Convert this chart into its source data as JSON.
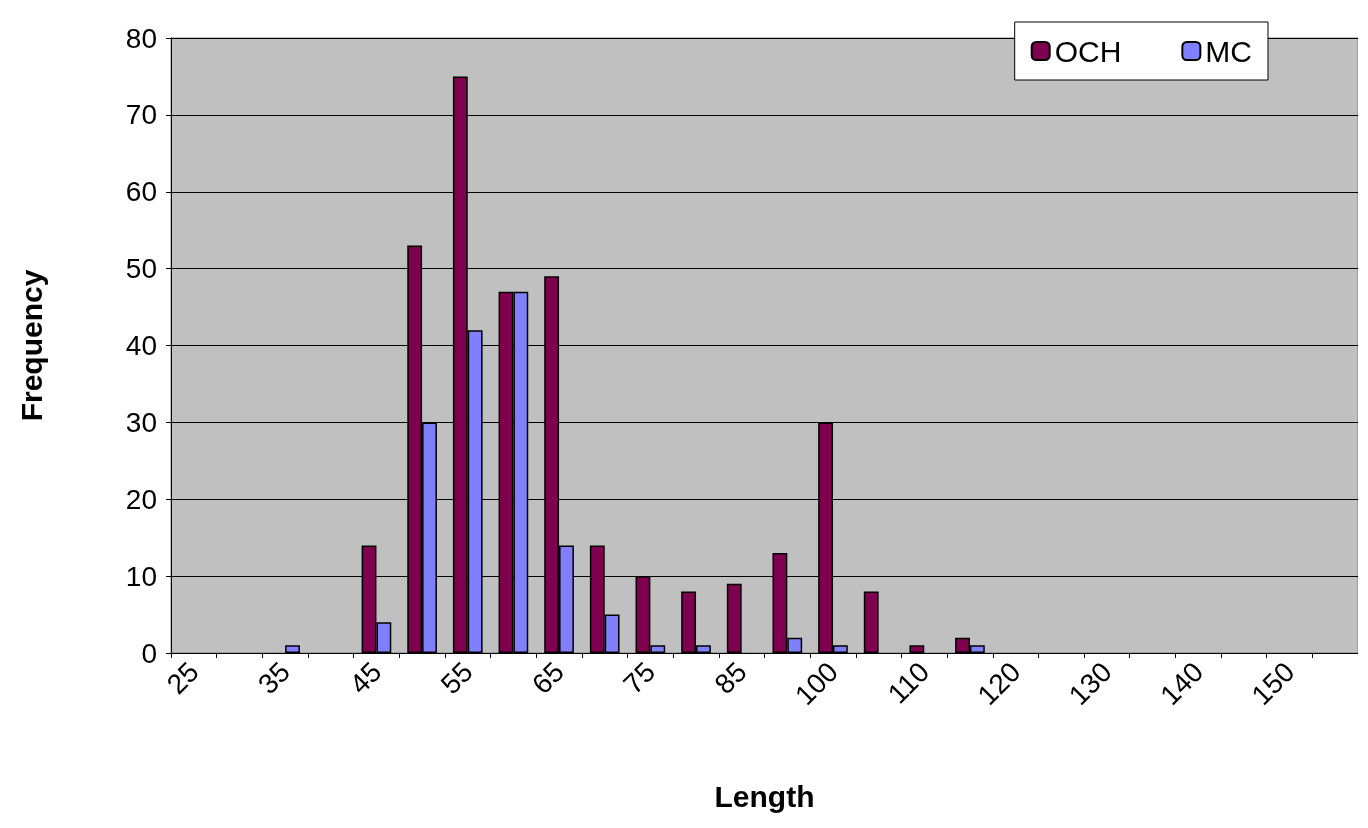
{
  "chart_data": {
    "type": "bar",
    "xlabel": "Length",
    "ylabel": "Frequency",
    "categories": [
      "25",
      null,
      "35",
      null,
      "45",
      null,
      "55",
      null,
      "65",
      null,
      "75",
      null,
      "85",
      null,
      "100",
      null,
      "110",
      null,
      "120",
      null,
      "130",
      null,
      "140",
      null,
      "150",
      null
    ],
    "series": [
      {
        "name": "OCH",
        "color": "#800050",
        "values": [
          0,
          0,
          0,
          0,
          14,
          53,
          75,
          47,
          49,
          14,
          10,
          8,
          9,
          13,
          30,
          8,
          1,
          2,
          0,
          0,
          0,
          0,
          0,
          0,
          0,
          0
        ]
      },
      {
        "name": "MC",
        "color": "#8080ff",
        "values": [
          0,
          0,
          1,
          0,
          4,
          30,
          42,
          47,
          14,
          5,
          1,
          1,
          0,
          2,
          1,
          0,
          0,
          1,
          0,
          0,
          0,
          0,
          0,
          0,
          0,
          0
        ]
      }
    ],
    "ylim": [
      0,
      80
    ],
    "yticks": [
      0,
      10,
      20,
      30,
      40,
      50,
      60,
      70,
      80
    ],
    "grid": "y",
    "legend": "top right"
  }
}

******************************

Without the pictures, return the entries exactly as they appear.

- [Written response]:
Convert this chart into its source data as JSON.
{
  "chart_data": {
    "type": "bar",
    "xlabel": "Length",
    "ylabel": "Frequency",
    "categories": [
      "25",
      null,
      "35",
      null,
      "45",
      null,
      "55",
      null,
      "65",
      null,
      "75",
      null,
      "85",
      null,
      "100",
      null,
      "110",
      null,
      "120",
      null,
      "130",
      null,
      "140",
      null,
      "150",
      null
    ],
    "series": [
      {
        "name": "OCH",
        "color": "#800050",
        "values": [
          0,
          0,
          0,
          0,
          14,
          53,
          75,
          47,
          49,
          14,
          10,
          8,
          9,
          13,
          30,
          8,
          1,
          2,
          0,
          0,
          0,
          0,
          0,
          0,
          0,
          0
        ]
      },
      {
        "name": "MC",
        "color": "#8080ff",
        "values": [
          0,
          0,
          1,
          0,
          4,
          30,
          42,
          47,
          14,
          5,
          1,
          1,
          0,
          2,
          1,
          0,
          0,
          1,
          0,
          0,
          0,
          0,
          0,
          0,
          0,
          0
        ]
      }
    ],
    "ylim": [
      0,
      80
    ],
    "yticks": [
      0,
      10,
      20,
      30,
      40,
      50,
      60,
      70,
      80
    ],
    "grid": "y",
    "legend": "top right"
  }
}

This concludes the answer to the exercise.